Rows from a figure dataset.
————————
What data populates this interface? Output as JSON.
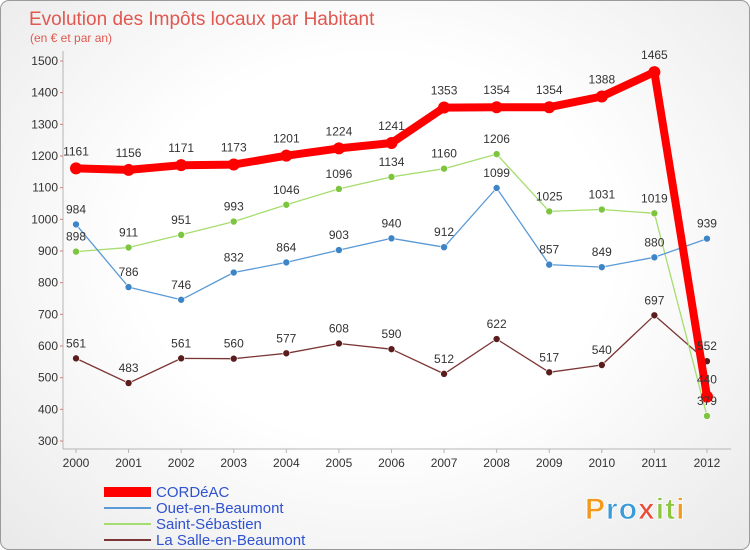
{
  "chart_data": {
    "type": "line",
    "title": "Evolution des Impôts locaux par Habitant",
    "subtitle": "(en € et par an)",
    "x": [
      "2000",
      "2001",
      "2002",
      "2003",
      "2004",
      "2005",
      "2006",
      "2007",
      "2008",
      "2009",
      "2010",
      "2011",
      "2012"
    ],
    "ylim": [
      300,
      1500
    ],
    "yticks": [
      300,
      400,
      500,
      600,
      700,
      800,
      900,
      1000,
      1100,
      1200,
      1300,
      1400,
      1500
    ],
    "grid": false,
    "legend": "bottom-left",
    "series": [
      {
        "name": "CORDéAC",
        "color": "#ff0000",
        "marker_color": "#ff0000",
        "values": [
          1161,
          1156,
          1171,
          1173,
          1201,
          1224,
          1241,
          1353,
          1354,
          1354,
          1388,
          1465,
          440
        ]
      },
      {
        "name": "Ouet-en-Beaumont",
        "color": "#5a9ad6",
        "marker_color": "#3d85c6",
        "values": [
          984,
          786,
          746,
          832,
          864,
          903,
          940,
          912,
          1099,
          857,
          849,
          880,
          939
        ]
      },
      {
        "name": "Saint-Sébastien",
        "color": "#a6dd6f",
        "marker_color": "#7dc43f",
        "values": [
          898,
          911,
          951,
          993,
          1046,
          1096,
          1134,
          1160,
          1206,
          1025,
          1031,
          1019,
          379
        ]
      },
      {
        "name": "La Salle-en-Beaumont",
        "color": "#7b3535",
        "marker_color": "#5a1c1c",
        "values": [
          561,
          483,
          561,
          560,
          577,
          608,
          590,
          512,
          622,
          517,
          540,
          697,
          552
        ]
      }
    ]
  },
  "logo": {
    "text": "Proxiti",
    "colors": [
      "#f39a1e",
      "#3a9bd8",
      "#3a9bd8",
      "#e94e3c",
      "#8cc63f",
      "#8cc63f",
      "#f39a1e"
    ]
  }
}
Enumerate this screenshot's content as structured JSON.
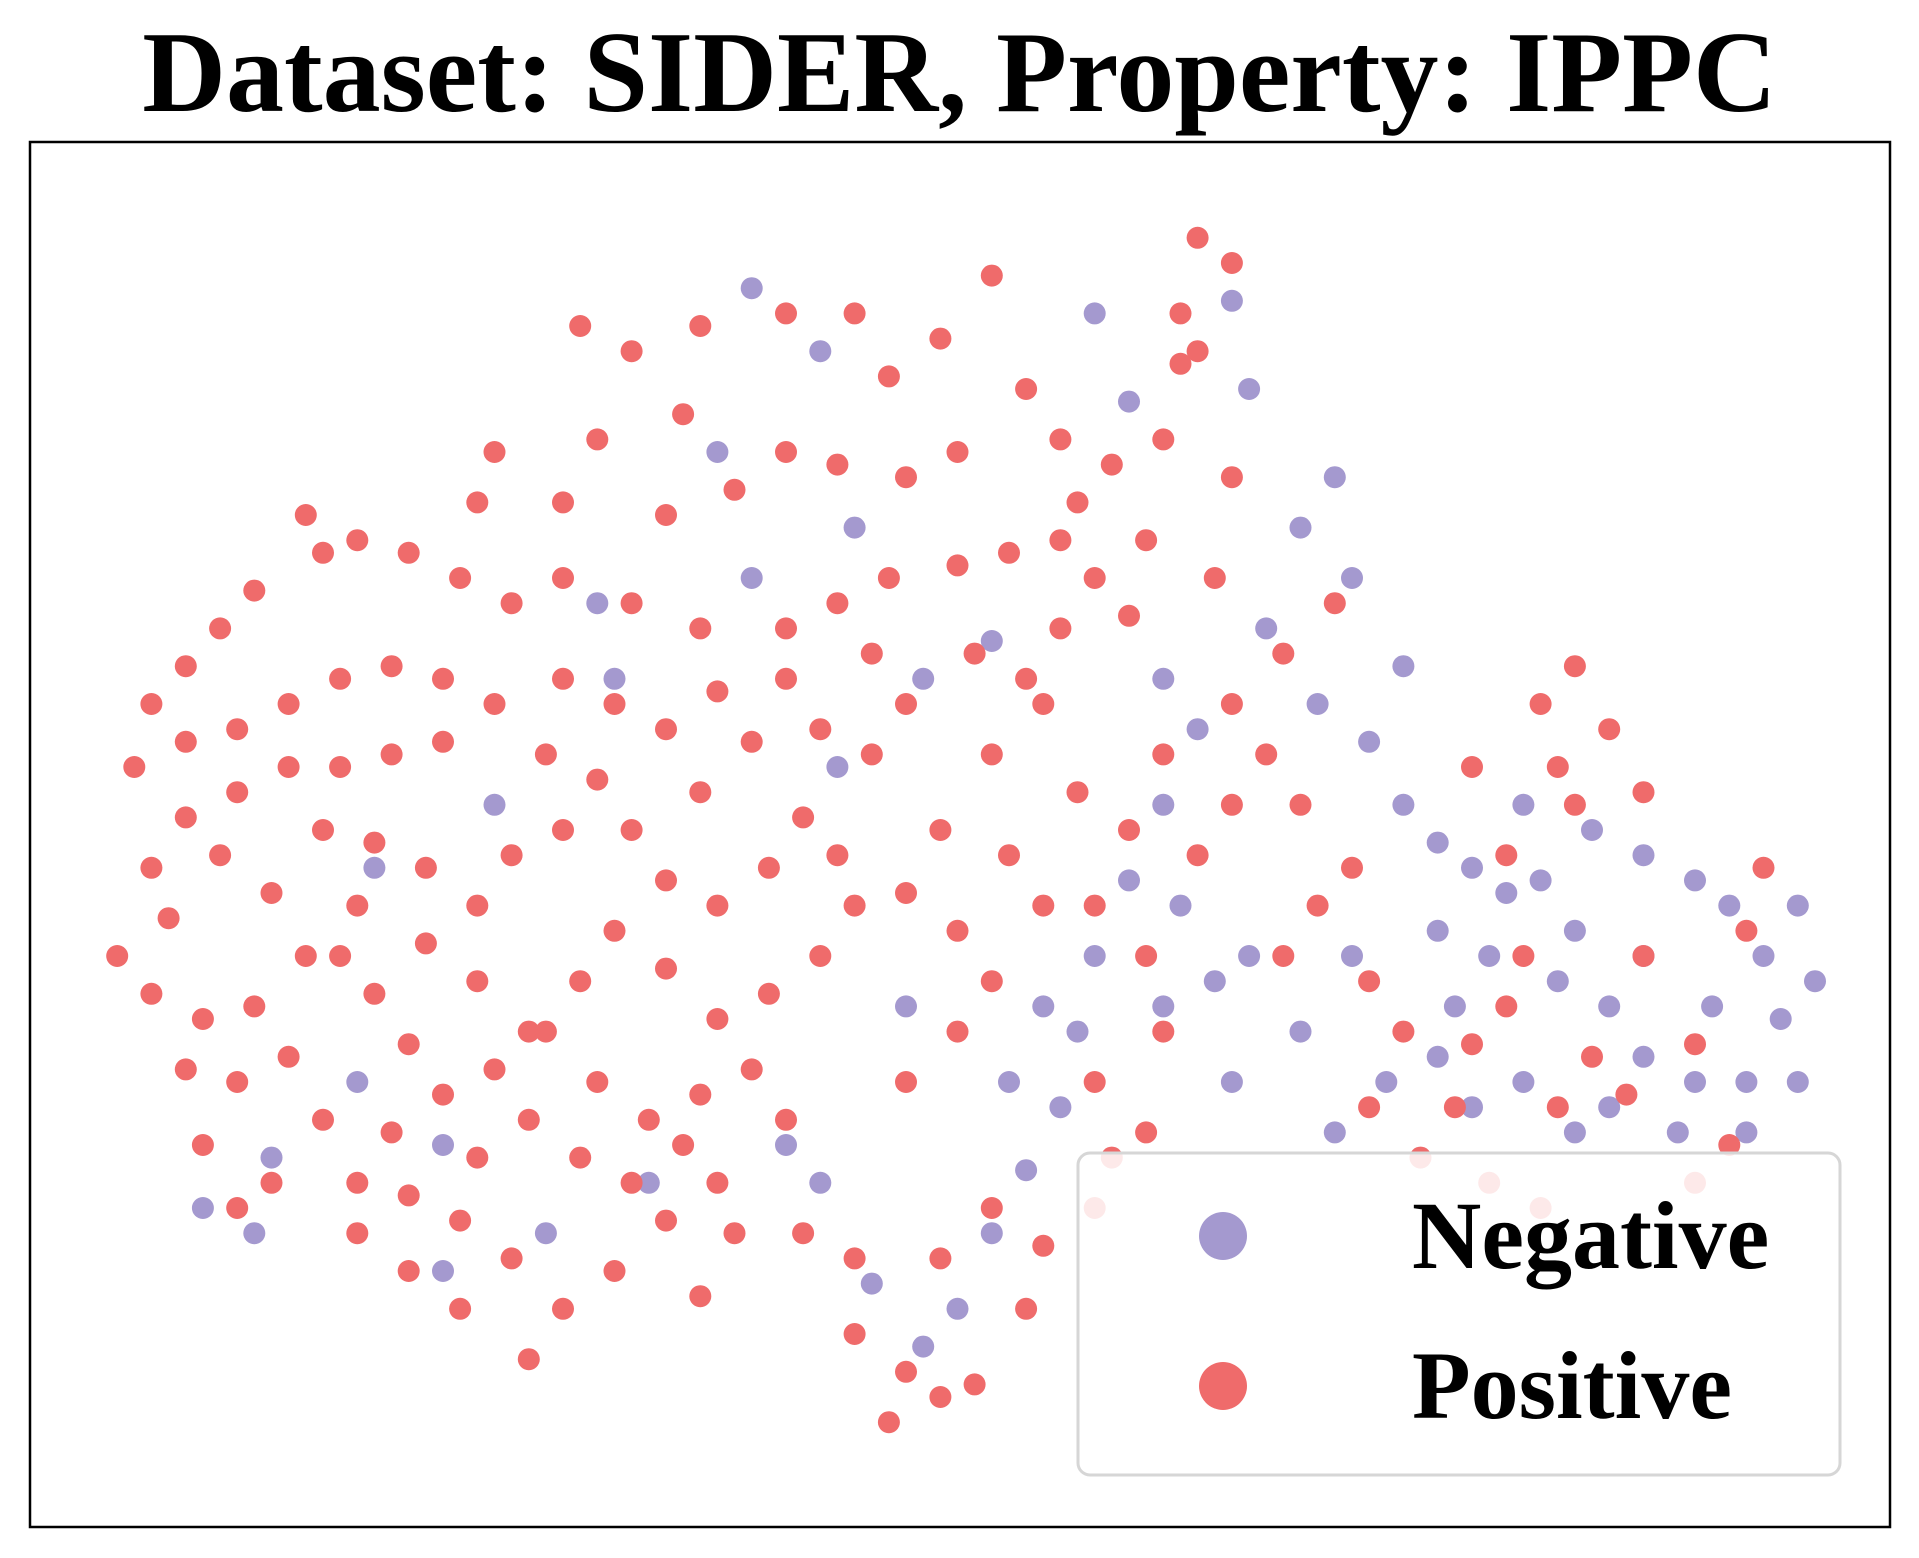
{
  "chart_data": {
    "type": "scatter",
    "title": "Dataset: SIDER, Property: IPPC",
    "xlabel": "",
    "ylabel": "",
    "grid": false,
    "axes_ticks": false,
    "legend": {
      "placement": "bottom-right",
      "entries": [
        {
          "name": "Negative",
          "color": "#a499cf"
        },
        {
          "name": "Positive",
          "color": "#ef6b6b"
        }
      ]
    },
    "series": [
      {
        "name": "Negative",
        "color": "#a499cf",
        "points": [
          [
            0.38,
            0.93
          ],
          [
            0.42,
            0.88
          ],
          [
            0.36,
            0.8
          ],
          [
            0.44,
            0.74
          ],
          [
            0.38,
            0.7
          ],
          [
            0.3,
            0.62
          ],
          [
            0.29,
            0.68
          ],
          [
            0.23,
            0.52
          ],
          [
            0.16,
            0.47
          ],
          [
            0.15,
            0.3
          ],
          [
            0.2,
            0.25
          ],
          [
            0.32,
            0.22
          ],
          [
            0.4,
            0.25
          ],
          [
            0.47,
            0.36
          ],
          [
            0.43,
            0.55
          ],
          [
            0.48,
            0.62
          ],
          [
            0.52,
            0.65
          ],
          [
            0.58,
            0.91
          ],
          [
            0.6,
            0.84
          ],
          [
            0.66,
            0.92
          ],
          [
            0.67,
            0.85
          ],
          [
            0.72,
            0.78
          ],
          [
            0.7,
            0.74
          ],
          [
            0.73,
            0.7
          ],
          [
            0.76,
            0.63
          ],
          [
            0.74,
            0.57
          ],
          [
            0.76,
            0.52
          ],
          [
            0.78,
            0.49
          ],
          [
            0.8,
            0.47
          ],
          [
            0.82,
            0.45
          ],
          [
            0.78,
            0.42
          ],
          [
            0.81,
            0.4
          ],
          [
            0.85,
            0.38
          ],
          [
            0.86,
            0.42
          ],
          [
            0.84,
            0.46
          ],
          [
            0.83,
            0.52
          ],
          [
            0.87,
            0.5
          ],
          [
            0.9,
            0.48
          ],
          [
            0.93,
            0.46
          ],
          [
            0.95,
            0.44
          ],
          [
            0.9,
            0.4
          ],
          [
            0.88,
            0.36
          ],
          [
            0.94,
            0.36
          ],
          [
            0.97,
            0.4
          ],
          [
            0.99,
            0.44
          ],
          [
            0.98,
            0.35
          ],
          [
            0.96,
            0.3
          ],
          [
            0.93,
            0.3
          ],
          [
            0.9,
            0.32
          ],
          [
            0.88,
            0.28
          ],
          [
            0.92,
            0.26
          ],
          [
            0.96,
            0.26
          ],
          [
            0.99,
            0.3
          ],
          [
            1.0,
            0.38
          ],
          [
            0.75,
            0.3
          ],
          [
            0.72,
            0.26
          ],
          [
            0.7,
            0.34
          ],
          [
            0.67,
            0.4
          ],
          [
            0.65,
            0.38
          ],
          [
            0.63,
            0.44
          ],
          [
            0.6,
            0.46
          ],
          [
            0.58,
            0.4
          ],
          [
            0.55,
            0.36
          ],
          [
            0.53,
            0.3
          ],
          [
            0.56,
            0.28
          ],
          [
            0.57,
            0.34
          ],
          [
            0.62,
            0.36
          ],
          [
            0.66,
            0.3
          ],
          [
            0.54,
            0.23
          ],
          [
            0.52,
            0.18
          ],
          [
            0.5,
            0.12
          ],
          [
            0.48,
            0.09
          ],
          [
            0.45,
            0.14
          ],
          [
            0.42,
            0.22
          ],
          [
            0.26,
            0.18
          ],
          [
            0.2,
            0.15
          ],
          [
            0.1,
            0.24
          ],
          [
            0.09,
            0.18
          ],
          [
            0.06,
            0.2
          ],
          [
            0.62,
            0.62
          ],
          [
            0.64,
            0.58
          ],
          [
            0.62,
            0.52
          ],
          [
            0.68,
            0.66
          ],
          [
            0.71,
            0.6
          ],
          [
            0.73,
            0.4
          ],
          [
            0.79,
            0.36
          ],
          [
            0.83,
            0.3
          ],
          [
            0.86,
            0.26
          ],
          [
            0.8,
            0.28
          ],
          [
            0.78,
            0.32
          ]
        ]
      },
      {
        "name": "Positive",
        "color": "#ef6b6b",
        "points": [
          [
            0.64,
            0.97
          ],
          [
            0.52,
            0.94
          ],
          [
            0.49,
            0.89
          ],
          [
            0.28,
            0.9
          ],
          [
            0.31,
            0.88
          ],
          [
            0.35,
            0.9
          ],
          [
            0.4,
            0.91
          ],
          [
            0.44,
            0.91
          ],
          [
            0.46,
            0.86
          ],
          [
            0.34,
            0.83
          ],
          [
            0.29,
            0.81
          ],
          [
            0.23,
            0.8
          ],
          [
            0.22,
            0.76
          ],
          [
            0.27,
            0.76
          ],
          [
            0.33,
            0.75
          ],
          [
            0.37,
            0.77
          ],
          [
            0.4,
            0.8
          ],
          [
            0.43,
            0.79
          ],
          [
            0.47,
            0.78
          ],
          [
            0.5,
            0.8
          ],
          [
            0.54,
            0.85
          ],
          [
            0.56,
            0.81
          ],
          [
            0.59,
            0.79
          ],
          [
            0.62,
            0.81
          ],
          [
            0.63,
            0.87
          ],
          [
            0.61,
            0.73
          ],
          [
            0.56,
            0.73
          ],
          [
            0.53,
            0.72
          ],
          [
            0.5,
            0.71
          ],
          [
            0.46,
            0.7
          ],
          [
            0.43,
            0.68
          ],
          [
            0.4,
            0.66
          ],
          [
            0.35,
            0.66
          ],
          [
            0.31,
            0.68
          ],
          [
            0.27,
            0.7
          ],
          [
            0.24,
            0.68
          ],
          [
            0.21,
            0.7
          ],
          [
            0.18,
            0.72
          ],
          [
            0.15,
            0.73
          ],
          [
            0.12,
            0.75
          ],
          [
            0.13,
            0.72
          ],
          [
            0.09,
            0.69
          ],
          [
            0.07,
            0.66
          ],
          [
            0.05,
            0.63
          ],
          [
            0.03,
            0.6
          ],
          [
            0.02,
            0.55
          ],
          [
            0.05,
            0.57
          ],
          [
            0.08,
            0.58
          ],
          [
            0.11,
            0.6
          ],
          [
            0.14,
            0.62
          ],
          [
            0.17,
            0.63
          ],
          [
            0.2,
            0.62
          ],
          [
            0.2,
            0.57
          ],
          [
            0.17,
            0.56
          ],
          [
            0.14,
            0.55
          ],
          [
            0.11,
            0.55
          ],
          [
            0.08,
            0.53
          ],
          [
            0.05,
            0.51
          ],
          [
            0.03,
            0.47
          ],
          [
            0.04,
            0.43
          ],
          [
            0.01,
            0.4
          ],
          [
            0.03,
            0.37
          ],
          [
            0.06,
            0.35
          ],
          [
            0.05,
            0.31
          ],
          [
            0.08,
            0.3
          ],
          [
            0.11,
            0.32
          ],
          [
            0.09,
            0.36
          ],
          [
            0.12,
            0.4
          ],
          [
            0.1,
            0.45
          ],
          [
            0.07,
            0.48
          ],
          [
            0.13,
            0.5
          ],
          [
            0.16,
            0.49
          ],
          [
            0.19,
            0.47
          ],
          [
            0.15,
            0.44
          ],
          [
            0.14,
            0.4
          ],
          [
            0.16,
            0.37
          ],
          [
            0.18,
            0.33
          ],
          [
            0.13,
            0.27
          ],
          [
            0.1,
            0.22
          ],
          [
            0.08,
            0.2
          ],
          [
            0.06,
            0.25
          ],
          [
            0.15,
            0.22
          ],
          [
            0.17,
            0.26
          ],
          [
            0.2,
            0.29
          ],
          [
            0.23,
            0.31
          ],
          [
            0.25,
            0.34
          ],
          [
            0.22,
            0.38
          ],
          [
            0.19,
            0.41
          ],
          [
            0.22,
            0.44
          ],
          [
            0.24,
            0.48
          ],
          [
            0.27,
            0.5
          ],
          [
            0.29,
            0.54
          ],
          [
            0.26,
            0.56
          ],
          [
            0.23,
            0.6
          ],
          [
            0.27,
            0.62
          ],
          [
            0.3,
            0.6
          ],
          [
            0.33,
            0.58
          ],
          [
            0.36,
            0.61
          ],
          [
            0.38,
            0.57
          ],
          [
            0.35,
            0.53
          ],
          [
            0.31,
            0.5
          ],
          [
            0.33,
            0.46
          ],
          [
            0.36,
            0.44
          ],
          [
            0.39,
            0.47
          ],
          [
            0.41,
            0.51
          ],
          [
            0.43,
            0.48
          ],
          [
            0.44,
            0.44
          ],
          [
            0.42,
            0.4
          ],
          [
            0.39,
            0.37
          ],
          [
            0.36,
            0.35
          ],
          [
            0.33,
            0.39
          ],
          [
            0.3,
            0.42
          ],
          [
            0.28,
            0.38
          ],
          [
            0.26,
            0.34
          ],
          [
            0.29,
            0.3
          ],
          [
            0.32,
            0.27
          ],
          [
            0.35,
            0.29
          ],
          [
            0.38,
            0.31
          ],
          [
            0.4,
            0.27
          ],
          [
            0.36,
            0.22
          ],
          [
            0.33,
            0.19
          ],
          [
            0.3,
            0.15
          ],
          [
            0.27,
            0.12
          ],
          [
            0.24,
            0.16
          ],
          [
            0.21,
            0.19
          ],
          [
            0.18,
            0.21
          ],
          [
            0.22,
            0.24
          ],
          [
            0.25,
            0.27
          ],
          [
            0.28,
            0.24
          ],
          [
            0.31,
            0.22
          ],
          [
            0.34,
            0.25
          ],
          [
            0.37,
            0.18
          ],
          [
            0.35,
            0.13
          ],
          [
            0.25,
            0.08
          ],
          [
            0.21,
            0.12
          ],
          [
            0.18,
            0.15
          ],
          [
            0.15,
            0.18
          ],
          [
            0.41,
            0.18
          ],
          [
            0.44,
            0.16
          ],
          [
            0.44,
            0.1
          ],
          [
            0.47,
            0.07
          ],
          [
            0.46,
            0.03
          ],
          [
            0.49,
            0.05
          ],
          [
            0.51,
            0.06
          ],
          [
            0.49,
            0.16
          ],
          [
            0.52,
            0.2
          ],
          [
            0.55,
            0.17
          ],
          [
            0.54,
            0.12
          ],
          [
            0.47,
            0.3
          ],
          [
            0.5,
            0.34
          ],
          [
            0.52,
            0.38
          ],
          [
            0.5,
            0.42
          ],
          [
            0.47,
            0.45
          ],
          [
            0.49,
            0.5
          ],
          [
            0.53,
            0.48
          ],
          [
            0.55,
            0.44
          ],
          [
            0.52,
            0.56
          ],
          [
            0.55,
            0.6
          ],
          [
            0.56,
            0.66
          ],
          [
            0.58,
            0.7
          ],
          [
            0.57,
            0.76
          ],
          [
            0.6,
            0.67
          ],
          [
            0.62,
            0.56
          ],
          [
            0.6,
            0.5
          ],
          [
            0.57,
            0.53
          ],
          [
            0.58,
            0.3
          ],
          [
            0.59,
            0.24
          ],
          [
            0.58,
            0.2
          ],
          [
            0.61,
            0.26
          ],
          [
            0.62,
            0.34
          ],
          [
            0.61,
            0.4
          ],
          [
            0.58,
            0.44
          ],
          [
            0.64,
            0.48
          ],
          [
            0.66,
            0.52
          ],
          [
            0.68,
            0.56
          ],
          [
            0.66,
            0.6
          ],
          [
            0.69,
            0.64
          ],
          [
            0.72,
            0.68
          ],
          [
            0.7,
            0.52
          ],
          [
            0.73,
            0.47
          ],
          [
            0.71,
            0.44
          ],
          [
            0.69,
            0.4
          ],
          [
            0.74,
            0.38
          ],
          [
            0.76,
            0.34
          ],
          [
            0.74,
            0.28
          ],
          [
            0.77,
            0.24
          ],
          [
            0.79,
            0.28
          ],
          [
            0.8,
            0.33
          ],
          [
            0.82,
            0.36
          ],
          [
            0.83,
            0.4
          ],
          [
            0.82,
            0.48
          ],
          [
            0.8,
            0.55
          ],
          [
            0.85,
            0.55
          ],
          [
            0.84,
            0.6
          ],
          [
            0.86,
            0.63
          ],
          [
            0.88,
            0.58
          ],
          [
            0.86,
            0.52
          ],
          [
            0.9,
            0.53
          ],
          [
            0.89,
            0.29
          ],
          [
            0.93,
            0.33
          ],
          [
            0.95,
            0.25
          ],
          [
            0.93,
            0.22
          ],
          [
            0.96,
            0.42
          ],
          [
            0.97,
            0.47
          ],
          [
            0.9,
            0.4
          ],
          [
            0.87,
            0.32
          ],
          [
            0.85,
            0.28
          ],
          [
            0.81,
            0.22
          ],
          [
            0.84,
            0.2
          ],
          [
            0.65,
            0.7
          ],
          [
            0.66,
            0.78
          ],
          [
            0.64,
            0.88
          ],
          [
            0.63,
            0.91
          ],
          [
            0.66,
            0.95
          ],
          [
            0.54,
            0.62
          ],
          [
            0.51,
            0.64
          ],
          [
            0.47,
            0.6
          ],
          [
            0.45,
            0.56
          ],
          [
            0.42,
            0.58
          ],
          [
            0.4,
            0.62
          ],
          [
            0.45,
            0.64
          ]
        ]
      }
    ]
  }
}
————————
Required work. Return all lines containing the word "this".

Exercise solution.
What data populates this interface? Output as JSON.
Enumerate this screenshot's content as structured JSON.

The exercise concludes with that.